┌────────

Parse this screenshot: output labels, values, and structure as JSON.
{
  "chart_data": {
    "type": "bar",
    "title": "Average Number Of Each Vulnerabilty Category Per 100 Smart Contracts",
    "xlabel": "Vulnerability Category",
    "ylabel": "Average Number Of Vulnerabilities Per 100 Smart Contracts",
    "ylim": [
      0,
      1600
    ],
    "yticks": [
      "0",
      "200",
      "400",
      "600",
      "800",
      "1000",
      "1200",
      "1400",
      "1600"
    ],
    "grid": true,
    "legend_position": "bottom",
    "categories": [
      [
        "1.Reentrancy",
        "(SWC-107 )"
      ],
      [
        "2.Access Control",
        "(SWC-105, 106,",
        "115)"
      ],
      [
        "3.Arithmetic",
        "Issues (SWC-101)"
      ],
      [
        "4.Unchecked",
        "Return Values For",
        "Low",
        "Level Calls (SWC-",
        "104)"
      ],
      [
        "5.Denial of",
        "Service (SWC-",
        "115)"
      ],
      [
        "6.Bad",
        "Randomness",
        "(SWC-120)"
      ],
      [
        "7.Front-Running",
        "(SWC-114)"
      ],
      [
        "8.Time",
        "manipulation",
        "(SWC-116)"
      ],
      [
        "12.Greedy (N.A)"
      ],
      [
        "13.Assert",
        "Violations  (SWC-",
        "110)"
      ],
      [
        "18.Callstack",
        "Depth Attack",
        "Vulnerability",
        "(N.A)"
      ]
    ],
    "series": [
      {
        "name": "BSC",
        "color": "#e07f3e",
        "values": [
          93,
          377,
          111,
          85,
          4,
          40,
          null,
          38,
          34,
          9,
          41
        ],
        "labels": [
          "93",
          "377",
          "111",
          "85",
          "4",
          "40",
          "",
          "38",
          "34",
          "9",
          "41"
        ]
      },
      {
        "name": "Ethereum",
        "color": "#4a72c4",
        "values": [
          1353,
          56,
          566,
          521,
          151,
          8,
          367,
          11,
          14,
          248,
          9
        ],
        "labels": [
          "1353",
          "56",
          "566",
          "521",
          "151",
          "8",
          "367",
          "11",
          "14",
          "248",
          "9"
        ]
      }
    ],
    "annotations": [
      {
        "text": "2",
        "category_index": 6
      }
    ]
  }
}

└────────

Your goal ▸ Exactly reproduce all of the entries above.

Solution ▸
Parse this screenshot: output labels, values, and structure as JSON.
{
  "chart_data": {
    "type": "bar",
    "title": "Average Number Of Each Vulnerabilty Category Per 100 Smart Contracts",
    "xlabel": "Vulnerability Category",
    "ylabel": "Average Number Of Vulnerabilities Per 100 Smart Contracts",
    "ylim": [
      0,
      1600
    ],
    "yticks": [
      "0",
      "200",
      "400",
      "600",
      "800",
      "1000",
      "1200",
      "1400",
      "1600"
    ],
    "grid": true,
    "legend_position": "bottom",
    "categories": [
      [
        "1.Reentrancy",
        "(SWC-107 )"
      ],
      [
        "2.Access Control",
        "(SWC-105, 106,",
        "115)"
      ],
      [
        "3.Arithmetic",
        "Issues (SWC-101)"
      ],
      [
        "4.Unchecked",
        "Return Values For",
        "Low",
        "Level Calls (SWC-",
        "104)"
      ],
      [
        "5.Denial of",
        "Service (SWC-",
        "115)"
      ],
      [
        "6.Bad",
        "Randomness",
        "(SWC-120)"
      ],
      [
        "7.Front-Running",
        "(SWC-114)"
      ],
      [
        "8.Time",
        "manipulation",
        "(SWC-116)"
      ],
      [
        "12.Greedy (N.A)"
      ],
      [
        "13.Assert",
        "Violations  (SWC-",
        "110)"
      ],
      [
        "18.Callstack",
        "Depth Attack",
        "Vulnerability",
        "(N.A)"
      ]
    ],
    "series": [
      {
        "name": "BSC",
        "color": "#e07f3e",
        "values": [
          93,
          377,
          111,
          85,
          4,
          40,
          null,
          38,
          34,
          9,
          41
        ],
        "labels": [
          "93",
          "377",
          "111",
          "85",
          "4",
          "40",
          "",
          "38",
          "34",
          "9",
          "41"
        ]
      },
      {
        "name": "Ethereum",
        "color": "#4a72c4",
        "values": [
          1353,
          56,
          566,
          521,
          151,
          8,
          367,
          11,
          14,
          248,
          9
        ],
        "labels": [
          "1353",
          "56",
          "566",
          "521",
          "151",
          "8",
          "367",
          "11",
          "14",
          "248",
          "9"
        ]
      }
    ],
    "annotations": [
      {
        "text": "2",
        "category_index": 6
      }
    ]
  }
}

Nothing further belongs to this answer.